* Begin *
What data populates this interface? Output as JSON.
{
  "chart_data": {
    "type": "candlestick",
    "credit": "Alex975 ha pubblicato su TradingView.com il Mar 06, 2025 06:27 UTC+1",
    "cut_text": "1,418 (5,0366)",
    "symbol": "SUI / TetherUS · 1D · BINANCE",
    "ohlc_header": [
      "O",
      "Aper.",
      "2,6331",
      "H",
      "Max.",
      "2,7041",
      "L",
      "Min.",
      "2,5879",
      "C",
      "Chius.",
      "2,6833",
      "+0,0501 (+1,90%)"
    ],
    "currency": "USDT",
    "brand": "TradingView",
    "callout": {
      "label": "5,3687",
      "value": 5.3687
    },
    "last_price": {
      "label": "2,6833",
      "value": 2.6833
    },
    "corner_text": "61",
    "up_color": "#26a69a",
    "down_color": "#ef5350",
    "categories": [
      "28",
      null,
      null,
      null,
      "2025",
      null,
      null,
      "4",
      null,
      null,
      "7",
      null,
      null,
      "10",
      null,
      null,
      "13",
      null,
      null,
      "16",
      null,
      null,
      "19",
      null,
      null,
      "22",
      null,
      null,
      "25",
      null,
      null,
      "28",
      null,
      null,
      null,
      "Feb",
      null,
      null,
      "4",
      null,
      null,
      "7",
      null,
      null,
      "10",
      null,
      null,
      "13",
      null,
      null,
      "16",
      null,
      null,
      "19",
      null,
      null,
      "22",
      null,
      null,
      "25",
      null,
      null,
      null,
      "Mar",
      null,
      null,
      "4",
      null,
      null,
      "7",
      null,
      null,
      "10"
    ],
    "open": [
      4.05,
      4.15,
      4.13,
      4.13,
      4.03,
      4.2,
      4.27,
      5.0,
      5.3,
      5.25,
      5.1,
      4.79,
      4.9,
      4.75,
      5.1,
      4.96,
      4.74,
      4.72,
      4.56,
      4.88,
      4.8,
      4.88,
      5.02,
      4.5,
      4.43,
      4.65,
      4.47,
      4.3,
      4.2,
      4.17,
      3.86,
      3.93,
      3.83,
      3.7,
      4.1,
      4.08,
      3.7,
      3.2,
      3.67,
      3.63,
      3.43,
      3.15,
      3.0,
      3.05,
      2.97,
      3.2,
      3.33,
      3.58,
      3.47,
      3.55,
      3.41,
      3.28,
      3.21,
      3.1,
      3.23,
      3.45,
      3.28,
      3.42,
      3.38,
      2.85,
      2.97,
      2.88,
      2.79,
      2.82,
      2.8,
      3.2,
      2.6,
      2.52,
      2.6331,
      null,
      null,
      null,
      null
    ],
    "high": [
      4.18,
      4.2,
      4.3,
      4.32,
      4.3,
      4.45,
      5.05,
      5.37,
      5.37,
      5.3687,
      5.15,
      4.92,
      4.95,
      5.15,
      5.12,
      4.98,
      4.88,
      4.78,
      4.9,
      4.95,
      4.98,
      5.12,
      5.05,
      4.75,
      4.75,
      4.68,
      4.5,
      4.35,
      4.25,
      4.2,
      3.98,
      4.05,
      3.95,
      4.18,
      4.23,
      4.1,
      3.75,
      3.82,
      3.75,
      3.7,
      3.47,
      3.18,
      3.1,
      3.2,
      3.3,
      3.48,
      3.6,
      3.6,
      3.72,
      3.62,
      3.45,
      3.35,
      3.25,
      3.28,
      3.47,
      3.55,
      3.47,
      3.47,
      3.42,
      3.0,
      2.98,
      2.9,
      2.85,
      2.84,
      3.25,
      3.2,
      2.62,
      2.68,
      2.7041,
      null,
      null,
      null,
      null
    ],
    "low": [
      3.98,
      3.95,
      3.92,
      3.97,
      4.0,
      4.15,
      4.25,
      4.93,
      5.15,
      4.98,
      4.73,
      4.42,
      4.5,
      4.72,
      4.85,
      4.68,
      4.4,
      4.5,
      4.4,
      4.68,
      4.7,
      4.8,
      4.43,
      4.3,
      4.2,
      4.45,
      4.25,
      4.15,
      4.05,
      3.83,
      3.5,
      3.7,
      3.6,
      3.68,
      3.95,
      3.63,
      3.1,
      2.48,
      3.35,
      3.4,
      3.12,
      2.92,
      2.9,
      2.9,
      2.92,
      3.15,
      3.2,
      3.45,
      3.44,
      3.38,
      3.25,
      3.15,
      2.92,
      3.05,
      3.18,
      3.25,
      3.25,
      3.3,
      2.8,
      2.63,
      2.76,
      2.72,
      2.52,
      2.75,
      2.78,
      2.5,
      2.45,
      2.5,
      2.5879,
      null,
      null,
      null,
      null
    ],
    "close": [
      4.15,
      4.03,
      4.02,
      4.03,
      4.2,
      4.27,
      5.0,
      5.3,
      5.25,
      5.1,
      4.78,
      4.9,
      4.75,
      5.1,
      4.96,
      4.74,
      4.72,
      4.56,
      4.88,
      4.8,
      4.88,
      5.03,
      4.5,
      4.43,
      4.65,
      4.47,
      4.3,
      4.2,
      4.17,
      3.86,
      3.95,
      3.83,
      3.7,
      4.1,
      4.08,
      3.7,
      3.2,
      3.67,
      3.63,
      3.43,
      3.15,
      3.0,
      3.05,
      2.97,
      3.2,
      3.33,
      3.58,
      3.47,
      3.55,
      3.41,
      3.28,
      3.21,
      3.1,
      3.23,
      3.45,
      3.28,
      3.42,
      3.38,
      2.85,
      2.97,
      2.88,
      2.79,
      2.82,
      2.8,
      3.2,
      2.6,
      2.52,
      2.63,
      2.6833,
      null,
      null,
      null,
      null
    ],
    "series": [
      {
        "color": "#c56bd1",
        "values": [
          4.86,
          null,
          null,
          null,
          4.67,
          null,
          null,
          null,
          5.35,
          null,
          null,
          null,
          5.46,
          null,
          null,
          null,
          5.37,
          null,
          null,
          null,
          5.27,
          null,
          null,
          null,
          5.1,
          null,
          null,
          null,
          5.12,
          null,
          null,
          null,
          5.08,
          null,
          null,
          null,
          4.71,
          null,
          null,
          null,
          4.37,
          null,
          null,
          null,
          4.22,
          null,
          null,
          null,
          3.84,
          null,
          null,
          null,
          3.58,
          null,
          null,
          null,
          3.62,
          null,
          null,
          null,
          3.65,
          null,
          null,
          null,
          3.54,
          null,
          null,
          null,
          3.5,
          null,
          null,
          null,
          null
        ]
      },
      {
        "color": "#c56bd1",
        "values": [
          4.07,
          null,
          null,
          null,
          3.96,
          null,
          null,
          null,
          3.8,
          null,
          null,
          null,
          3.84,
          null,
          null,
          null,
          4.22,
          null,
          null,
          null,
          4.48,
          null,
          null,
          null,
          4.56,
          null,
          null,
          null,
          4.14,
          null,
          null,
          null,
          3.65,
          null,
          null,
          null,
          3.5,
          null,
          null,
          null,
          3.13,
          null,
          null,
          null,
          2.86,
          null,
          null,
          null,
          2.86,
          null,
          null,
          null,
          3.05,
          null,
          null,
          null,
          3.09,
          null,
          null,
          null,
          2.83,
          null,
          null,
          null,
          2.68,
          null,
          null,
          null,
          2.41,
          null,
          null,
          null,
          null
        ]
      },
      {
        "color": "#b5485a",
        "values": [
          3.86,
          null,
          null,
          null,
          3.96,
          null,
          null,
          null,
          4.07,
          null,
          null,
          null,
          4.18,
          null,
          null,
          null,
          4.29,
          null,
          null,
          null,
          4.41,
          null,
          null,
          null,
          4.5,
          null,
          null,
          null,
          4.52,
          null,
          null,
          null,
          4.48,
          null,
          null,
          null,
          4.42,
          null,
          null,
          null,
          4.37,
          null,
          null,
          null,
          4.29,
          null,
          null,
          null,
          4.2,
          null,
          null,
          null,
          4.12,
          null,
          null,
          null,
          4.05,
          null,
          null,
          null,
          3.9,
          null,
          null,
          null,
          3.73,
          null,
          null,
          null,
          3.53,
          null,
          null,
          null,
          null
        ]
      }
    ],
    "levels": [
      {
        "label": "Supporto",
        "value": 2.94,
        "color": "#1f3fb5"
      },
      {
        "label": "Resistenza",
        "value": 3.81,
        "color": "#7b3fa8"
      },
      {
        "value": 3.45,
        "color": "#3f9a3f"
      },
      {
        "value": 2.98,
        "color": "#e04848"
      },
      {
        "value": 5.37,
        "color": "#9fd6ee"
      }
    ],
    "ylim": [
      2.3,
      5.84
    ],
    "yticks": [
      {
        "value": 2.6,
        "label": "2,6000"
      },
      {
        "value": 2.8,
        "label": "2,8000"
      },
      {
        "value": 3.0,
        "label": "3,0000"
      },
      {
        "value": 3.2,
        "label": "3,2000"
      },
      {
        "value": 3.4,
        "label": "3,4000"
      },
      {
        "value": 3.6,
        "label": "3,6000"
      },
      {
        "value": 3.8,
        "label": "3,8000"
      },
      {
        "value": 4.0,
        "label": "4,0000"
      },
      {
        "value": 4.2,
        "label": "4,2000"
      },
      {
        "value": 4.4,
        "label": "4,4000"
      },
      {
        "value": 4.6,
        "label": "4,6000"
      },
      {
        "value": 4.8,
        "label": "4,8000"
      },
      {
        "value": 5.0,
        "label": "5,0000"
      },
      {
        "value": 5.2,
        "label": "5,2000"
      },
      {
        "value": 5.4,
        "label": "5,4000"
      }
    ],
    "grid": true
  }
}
* End *
WORK TO DO
Select the lines that carry the string "TradingView" and copy them.

OUTPUT FOR THIS TASK
    "credit": "Alex975 ha pubblicato su TradingView.com il Mar 06, 2025 06:27 UTC+1",
    "brand": "TradingView",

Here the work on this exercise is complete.